| Records from a dataset |

* START *

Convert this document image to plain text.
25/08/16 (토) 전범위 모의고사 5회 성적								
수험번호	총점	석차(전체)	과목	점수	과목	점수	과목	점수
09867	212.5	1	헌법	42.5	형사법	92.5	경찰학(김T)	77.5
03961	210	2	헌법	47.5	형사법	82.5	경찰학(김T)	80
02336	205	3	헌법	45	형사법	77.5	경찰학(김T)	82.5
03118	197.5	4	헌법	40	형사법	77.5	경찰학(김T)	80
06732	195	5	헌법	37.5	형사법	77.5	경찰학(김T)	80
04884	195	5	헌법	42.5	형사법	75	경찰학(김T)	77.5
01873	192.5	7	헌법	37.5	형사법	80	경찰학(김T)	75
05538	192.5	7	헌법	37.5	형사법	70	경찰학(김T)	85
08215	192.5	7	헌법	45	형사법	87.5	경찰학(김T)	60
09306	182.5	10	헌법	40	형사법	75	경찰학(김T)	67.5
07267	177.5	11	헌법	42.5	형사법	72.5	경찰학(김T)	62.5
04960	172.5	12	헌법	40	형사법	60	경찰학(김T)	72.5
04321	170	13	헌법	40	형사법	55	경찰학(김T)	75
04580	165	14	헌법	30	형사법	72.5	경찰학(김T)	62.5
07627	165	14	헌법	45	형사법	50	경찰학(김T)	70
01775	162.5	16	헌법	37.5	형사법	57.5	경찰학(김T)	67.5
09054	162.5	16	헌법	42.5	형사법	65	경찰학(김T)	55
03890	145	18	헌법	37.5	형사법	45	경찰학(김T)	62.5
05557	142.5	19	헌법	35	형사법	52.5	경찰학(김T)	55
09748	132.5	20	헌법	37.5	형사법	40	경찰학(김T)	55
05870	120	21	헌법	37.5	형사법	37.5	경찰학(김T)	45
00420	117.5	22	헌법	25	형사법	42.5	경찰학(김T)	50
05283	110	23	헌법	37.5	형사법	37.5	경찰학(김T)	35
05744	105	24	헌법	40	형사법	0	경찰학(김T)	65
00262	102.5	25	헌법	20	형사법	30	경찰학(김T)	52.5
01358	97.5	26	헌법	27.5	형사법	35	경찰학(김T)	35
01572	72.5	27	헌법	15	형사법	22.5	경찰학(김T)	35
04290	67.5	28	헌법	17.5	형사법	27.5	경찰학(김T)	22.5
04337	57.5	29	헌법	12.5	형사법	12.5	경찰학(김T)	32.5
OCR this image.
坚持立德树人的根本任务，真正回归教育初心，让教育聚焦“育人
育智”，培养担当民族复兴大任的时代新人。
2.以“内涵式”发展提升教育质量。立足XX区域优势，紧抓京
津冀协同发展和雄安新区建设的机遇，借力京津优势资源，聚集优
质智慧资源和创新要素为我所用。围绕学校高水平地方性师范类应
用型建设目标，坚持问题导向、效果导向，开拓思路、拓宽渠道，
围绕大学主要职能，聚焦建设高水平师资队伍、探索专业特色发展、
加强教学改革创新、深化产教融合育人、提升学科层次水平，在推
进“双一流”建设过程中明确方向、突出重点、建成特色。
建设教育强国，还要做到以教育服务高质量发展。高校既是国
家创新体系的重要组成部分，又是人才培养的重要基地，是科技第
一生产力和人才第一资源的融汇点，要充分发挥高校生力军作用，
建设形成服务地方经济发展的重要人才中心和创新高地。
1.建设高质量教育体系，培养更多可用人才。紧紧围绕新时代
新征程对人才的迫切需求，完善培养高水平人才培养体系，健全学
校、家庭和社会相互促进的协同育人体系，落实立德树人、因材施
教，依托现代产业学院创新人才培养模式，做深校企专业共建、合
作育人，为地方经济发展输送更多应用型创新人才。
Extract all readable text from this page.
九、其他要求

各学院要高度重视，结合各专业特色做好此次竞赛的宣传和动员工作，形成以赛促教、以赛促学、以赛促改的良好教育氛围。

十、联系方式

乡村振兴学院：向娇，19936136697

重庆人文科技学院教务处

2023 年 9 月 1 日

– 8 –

* END *

| STATED PROBLEM |
Write out the lines above, starting at the line that contains "Extract all readable text from this page." and ending with the final line, and nothing else; copy them exactly.

| CORRECT RESPONSE |
Extract all readable text from this page.
九、其他要求

各学院要高度重视，结合各专业特色做好此次竞赛的宣传和动员工作，形成以赛促教、以赛促学、以赛促改的良好教育氛围。

十、联系方式

乡村振兴学院：向娇，19936136697

重庆人文科技学院教务处

2023 年 9 月 1 日

– 8 –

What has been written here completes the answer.